Your task is to extract every line from the material below exactly.
BEGIN EXTRACTED MATERIAL
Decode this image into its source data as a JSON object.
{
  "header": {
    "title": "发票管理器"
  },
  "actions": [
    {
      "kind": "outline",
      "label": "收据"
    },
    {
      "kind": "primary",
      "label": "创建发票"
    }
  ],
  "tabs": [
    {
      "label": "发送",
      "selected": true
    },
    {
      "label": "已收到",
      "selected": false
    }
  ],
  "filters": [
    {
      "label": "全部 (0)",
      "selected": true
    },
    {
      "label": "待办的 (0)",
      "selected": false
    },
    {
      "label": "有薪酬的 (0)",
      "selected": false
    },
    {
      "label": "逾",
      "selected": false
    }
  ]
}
END EXTRACTED MATERIAL
**FINISHED EXERCISE:**
Decode this image into its source data as a JSON object.
{
  "header": {
    "title": "发票管理器"
  },
  "actions": [
    {
      "kind": "outline",
      "label": "收据"
    },
    {
      "kind": "primary",
      "label": "创建发票"
    }
  ],
  "tabs": [
    {
      "label": "发送",
      "selected": true
    },
    {
      "label": "已收到",
      "selected": false
    }
  ],
  "filters": [
    {
      "label": "全部 (0)",
      "selected": true
    },
    {
      "label": "待办的 (0)",
      "selected": false
    },
    {
      "label": "有薪酬的 (0)",
      "selected": false
    },
    {
      "label": "逾",
      "selected": false
    }
  ]
}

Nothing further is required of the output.